AVAILABLE DATA:
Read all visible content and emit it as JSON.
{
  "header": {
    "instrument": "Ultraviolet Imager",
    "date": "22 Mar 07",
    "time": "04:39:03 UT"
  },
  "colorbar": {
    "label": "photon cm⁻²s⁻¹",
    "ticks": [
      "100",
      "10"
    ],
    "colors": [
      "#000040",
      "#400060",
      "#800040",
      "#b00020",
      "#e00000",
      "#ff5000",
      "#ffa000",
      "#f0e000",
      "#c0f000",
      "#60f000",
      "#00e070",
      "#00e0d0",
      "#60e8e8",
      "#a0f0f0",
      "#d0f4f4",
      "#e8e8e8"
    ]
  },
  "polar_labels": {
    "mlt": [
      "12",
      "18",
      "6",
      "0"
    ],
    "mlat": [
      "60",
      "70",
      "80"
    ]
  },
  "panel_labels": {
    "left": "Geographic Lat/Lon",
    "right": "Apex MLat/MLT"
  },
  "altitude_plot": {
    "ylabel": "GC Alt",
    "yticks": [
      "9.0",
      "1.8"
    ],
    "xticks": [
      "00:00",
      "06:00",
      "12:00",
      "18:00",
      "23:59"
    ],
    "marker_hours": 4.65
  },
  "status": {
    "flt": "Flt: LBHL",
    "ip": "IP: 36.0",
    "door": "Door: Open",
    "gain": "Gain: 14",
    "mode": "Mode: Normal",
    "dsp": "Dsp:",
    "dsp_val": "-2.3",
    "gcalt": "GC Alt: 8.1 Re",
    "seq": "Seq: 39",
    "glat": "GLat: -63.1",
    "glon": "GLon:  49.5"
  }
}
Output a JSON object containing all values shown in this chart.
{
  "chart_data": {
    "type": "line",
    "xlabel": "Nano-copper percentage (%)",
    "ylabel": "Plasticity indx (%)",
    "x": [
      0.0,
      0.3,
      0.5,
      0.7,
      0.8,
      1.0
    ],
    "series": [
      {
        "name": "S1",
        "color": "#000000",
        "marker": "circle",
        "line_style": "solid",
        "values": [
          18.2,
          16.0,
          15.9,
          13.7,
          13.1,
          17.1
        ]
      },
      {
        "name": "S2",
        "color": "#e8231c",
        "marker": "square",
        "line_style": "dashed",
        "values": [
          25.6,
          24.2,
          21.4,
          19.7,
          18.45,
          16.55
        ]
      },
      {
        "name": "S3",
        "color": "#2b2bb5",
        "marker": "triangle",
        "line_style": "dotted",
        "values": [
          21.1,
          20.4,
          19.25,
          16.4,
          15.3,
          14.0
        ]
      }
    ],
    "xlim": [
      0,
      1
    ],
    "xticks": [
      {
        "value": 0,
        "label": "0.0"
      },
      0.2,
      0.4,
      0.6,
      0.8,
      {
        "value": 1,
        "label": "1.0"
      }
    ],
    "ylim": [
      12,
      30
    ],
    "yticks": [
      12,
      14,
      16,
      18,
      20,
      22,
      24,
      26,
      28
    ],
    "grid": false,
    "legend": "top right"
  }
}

INSTRUCTIONS TO FOLLOW: Without omitting anything, output the entries exactly.

SOLVED PROBLEM:
Read all visible content and emit it as JSON.
{
  "header": {
    "instrument": "Ultraviolet Imager",
    "date": "22 Mar 07",
    "time": "04:39:03 UT"
  },
  "colorbar": {
    "label": "photon cm⁻²s⁻¹",
    "ticks": [
      "100",
      "10"
    ],
    "colors": [
      "#000040",
      "#400060",
      "#800040",
      "#b00020",
      "#e00000",
      "#ff5000",
      "#ffa000",
      "#f0e000",
      "#c0f000",
      "#60f000",
      "#00e070",
      "#00e0d0",
      "#60e8e8",
      "#a0f0f0",
      "#d0f4f4",
      "#e8e8e8"
    ]
  },
  "polar_labels": {
    "mlt": [
      "12",
      "18",
      "6",
      "0"
    ],
    "mlat": [
      "60",
      "70",
      "80"
    ]
  },
  "panel_labels": {
    "left": "Geographic Lat/Lon",
    "right": "Apex MLat/MLT"
  },
  "altitude_plot": {
    "ylabel": "GC Alt",
    "yticks": [
      "9.0",
      "1.8"
    ],
    "xticks": [
      "00:00",
      "06:00",
      "12:00",
      "18:00",
      "23:59"
    ],
    "marker_hours": 4.65
  },
  "status": {
    "flt": "Flt: LBHL",
    "ip": "IP: 36.0",
    "door": "Door: Open",
    "gain": "Gain: 14",
    "mode": "Mode: Normal",
    "dsp": "Dsp:",
    "dsp_val": "-2.3",
    "gcalt": "GC Alt: 8.1 Re",
    "seq": "Seq: 39",
    "glat": "GLat: -63.1",
    "glon": "GLon:  49.5"
  }
}
Output a JSON object containing all values shown in this chart.
{
  "chart_data": {
    "type": "line",
    "xlabel": "Nano-copper percentage (%)",
    "ylabel": "Plasticity indx (%)",
    "x": [
      0.0,
      0.3,
      0.5,
      0.7,
      0.8,
      1.0
    ],
    "series": [
      {
        "name": "S1",
        "color": "#000000",
        "marker": "circle",
        "line_style": "solid",
        "values": [
          18.2,
          16.0,
          15.9,
          13.7,
          13.1,
          17.1
        ]
      },
      {
        "name": "S2",
        "color": "#e8231c",
        "marker": "square",
        "line_style": "dashed",
        "values": [
          25.6,
          24.2,
          21.4,
          19.7,
          18.45,
          16.55
        ]
      },
      {
        "name": "S3",
        "color": "#2b2bb5",
        "marker": "triangle",
        "line_style": "dotted",
        "values": [
          21.1,
          20.4,
          19.25,
          16.4,
          15.3,
          14.0
        ]
      }
    ],
    "xlim": [
      0,
      1
    ],
    "xticks": [
      {
        "value": 0,
        "label": "0.0"
      },
      0.2,
      0.4,
      0.6,
      0.8,
      {
        "value": 1,
        "label": "1.0"
      }
    ],
    "ylim": [
      12,
      30
    ],
    "yticks": [
      12,
      14,
      16,
      18,
      20,
      22,
      24,
      26,
      28
    ],
    "grid": false,
    "legend": "top right"
  }
}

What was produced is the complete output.